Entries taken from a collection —
________________________________________

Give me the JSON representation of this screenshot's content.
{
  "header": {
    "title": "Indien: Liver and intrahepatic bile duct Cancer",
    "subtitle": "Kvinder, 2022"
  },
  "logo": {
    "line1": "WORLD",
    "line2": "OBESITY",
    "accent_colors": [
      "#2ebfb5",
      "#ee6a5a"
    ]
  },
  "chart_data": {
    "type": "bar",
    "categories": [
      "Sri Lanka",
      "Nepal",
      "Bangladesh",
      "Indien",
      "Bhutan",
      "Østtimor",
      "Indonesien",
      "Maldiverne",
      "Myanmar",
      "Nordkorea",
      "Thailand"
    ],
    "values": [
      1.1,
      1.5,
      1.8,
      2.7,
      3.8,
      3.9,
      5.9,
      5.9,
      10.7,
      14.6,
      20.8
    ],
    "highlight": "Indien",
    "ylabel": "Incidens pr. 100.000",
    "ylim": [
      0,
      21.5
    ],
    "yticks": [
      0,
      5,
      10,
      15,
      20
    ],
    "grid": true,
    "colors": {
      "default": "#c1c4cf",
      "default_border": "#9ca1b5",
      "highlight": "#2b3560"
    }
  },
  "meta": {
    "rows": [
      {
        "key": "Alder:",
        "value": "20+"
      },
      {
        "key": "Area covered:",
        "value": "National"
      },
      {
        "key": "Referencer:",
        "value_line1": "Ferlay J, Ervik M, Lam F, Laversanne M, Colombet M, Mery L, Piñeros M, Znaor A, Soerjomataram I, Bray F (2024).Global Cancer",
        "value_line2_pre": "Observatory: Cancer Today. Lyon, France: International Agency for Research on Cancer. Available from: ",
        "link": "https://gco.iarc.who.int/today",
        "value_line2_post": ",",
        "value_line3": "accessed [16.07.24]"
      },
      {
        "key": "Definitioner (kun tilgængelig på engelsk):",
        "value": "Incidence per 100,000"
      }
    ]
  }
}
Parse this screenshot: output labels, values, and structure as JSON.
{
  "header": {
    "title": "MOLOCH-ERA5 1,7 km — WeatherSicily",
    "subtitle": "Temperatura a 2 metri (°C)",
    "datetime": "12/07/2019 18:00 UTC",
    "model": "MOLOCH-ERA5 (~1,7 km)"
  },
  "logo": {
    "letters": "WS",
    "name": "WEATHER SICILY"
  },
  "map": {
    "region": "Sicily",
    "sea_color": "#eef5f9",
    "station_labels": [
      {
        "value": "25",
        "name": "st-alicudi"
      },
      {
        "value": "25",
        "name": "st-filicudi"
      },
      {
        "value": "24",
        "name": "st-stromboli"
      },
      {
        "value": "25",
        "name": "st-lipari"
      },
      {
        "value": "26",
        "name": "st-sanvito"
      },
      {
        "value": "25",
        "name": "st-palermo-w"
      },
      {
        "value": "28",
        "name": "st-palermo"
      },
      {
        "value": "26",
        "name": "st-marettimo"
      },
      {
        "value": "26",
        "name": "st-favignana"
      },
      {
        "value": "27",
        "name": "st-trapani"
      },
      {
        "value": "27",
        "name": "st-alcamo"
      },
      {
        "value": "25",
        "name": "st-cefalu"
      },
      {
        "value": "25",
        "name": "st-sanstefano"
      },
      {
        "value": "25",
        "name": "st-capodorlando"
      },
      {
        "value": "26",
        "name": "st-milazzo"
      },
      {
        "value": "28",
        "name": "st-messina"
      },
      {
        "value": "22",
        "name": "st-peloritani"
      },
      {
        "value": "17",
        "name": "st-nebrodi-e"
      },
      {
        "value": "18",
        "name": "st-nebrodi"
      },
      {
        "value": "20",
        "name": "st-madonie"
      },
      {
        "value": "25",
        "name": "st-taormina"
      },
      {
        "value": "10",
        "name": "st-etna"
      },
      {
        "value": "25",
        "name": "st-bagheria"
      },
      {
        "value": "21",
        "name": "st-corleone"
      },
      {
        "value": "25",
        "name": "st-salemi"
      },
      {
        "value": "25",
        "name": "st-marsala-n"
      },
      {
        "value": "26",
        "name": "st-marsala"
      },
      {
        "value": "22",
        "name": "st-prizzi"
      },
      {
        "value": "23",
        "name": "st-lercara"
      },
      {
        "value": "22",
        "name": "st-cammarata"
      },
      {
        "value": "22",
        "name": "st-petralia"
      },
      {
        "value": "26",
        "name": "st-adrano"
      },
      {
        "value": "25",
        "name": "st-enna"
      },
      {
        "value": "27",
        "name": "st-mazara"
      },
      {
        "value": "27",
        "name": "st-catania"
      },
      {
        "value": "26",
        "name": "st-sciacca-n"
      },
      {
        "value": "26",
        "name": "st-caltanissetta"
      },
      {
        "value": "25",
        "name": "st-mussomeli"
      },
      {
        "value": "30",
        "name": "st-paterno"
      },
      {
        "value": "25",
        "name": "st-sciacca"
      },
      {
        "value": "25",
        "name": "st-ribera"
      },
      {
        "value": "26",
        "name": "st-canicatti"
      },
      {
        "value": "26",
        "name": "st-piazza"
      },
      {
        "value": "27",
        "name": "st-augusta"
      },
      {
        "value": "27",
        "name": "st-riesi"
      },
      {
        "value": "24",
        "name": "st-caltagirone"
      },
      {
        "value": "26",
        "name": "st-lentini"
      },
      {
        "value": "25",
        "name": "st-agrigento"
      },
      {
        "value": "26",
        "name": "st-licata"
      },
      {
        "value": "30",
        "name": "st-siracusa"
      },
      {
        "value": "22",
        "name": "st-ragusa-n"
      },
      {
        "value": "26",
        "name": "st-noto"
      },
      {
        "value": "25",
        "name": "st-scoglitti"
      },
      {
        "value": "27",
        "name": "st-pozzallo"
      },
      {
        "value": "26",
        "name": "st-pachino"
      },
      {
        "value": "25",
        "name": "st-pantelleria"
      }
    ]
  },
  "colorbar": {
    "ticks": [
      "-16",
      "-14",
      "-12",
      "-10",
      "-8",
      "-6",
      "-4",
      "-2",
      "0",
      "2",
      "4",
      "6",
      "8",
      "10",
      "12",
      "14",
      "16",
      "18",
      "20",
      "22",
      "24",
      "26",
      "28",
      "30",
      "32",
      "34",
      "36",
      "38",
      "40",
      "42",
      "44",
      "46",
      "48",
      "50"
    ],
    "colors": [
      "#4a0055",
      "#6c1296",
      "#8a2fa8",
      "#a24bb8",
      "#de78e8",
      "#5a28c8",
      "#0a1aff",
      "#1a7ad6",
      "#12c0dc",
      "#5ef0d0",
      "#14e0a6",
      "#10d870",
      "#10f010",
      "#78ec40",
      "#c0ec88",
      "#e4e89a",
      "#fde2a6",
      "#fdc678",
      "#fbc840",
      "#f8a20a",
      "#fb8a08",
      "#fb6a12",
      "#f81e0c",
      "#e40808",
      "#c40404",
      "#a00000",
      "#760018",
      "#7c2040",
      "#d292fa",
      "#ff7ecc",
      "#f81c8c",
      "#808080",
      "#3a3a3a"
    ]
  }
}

________________________________________

Go through the data above and find the lines with the word "screenshot". Copy each of those lines.

TASK SOLUTION —
Give me the JSON representation of this screenshot's content.
Parse this screenshot: output labels, values, and structure as JSON.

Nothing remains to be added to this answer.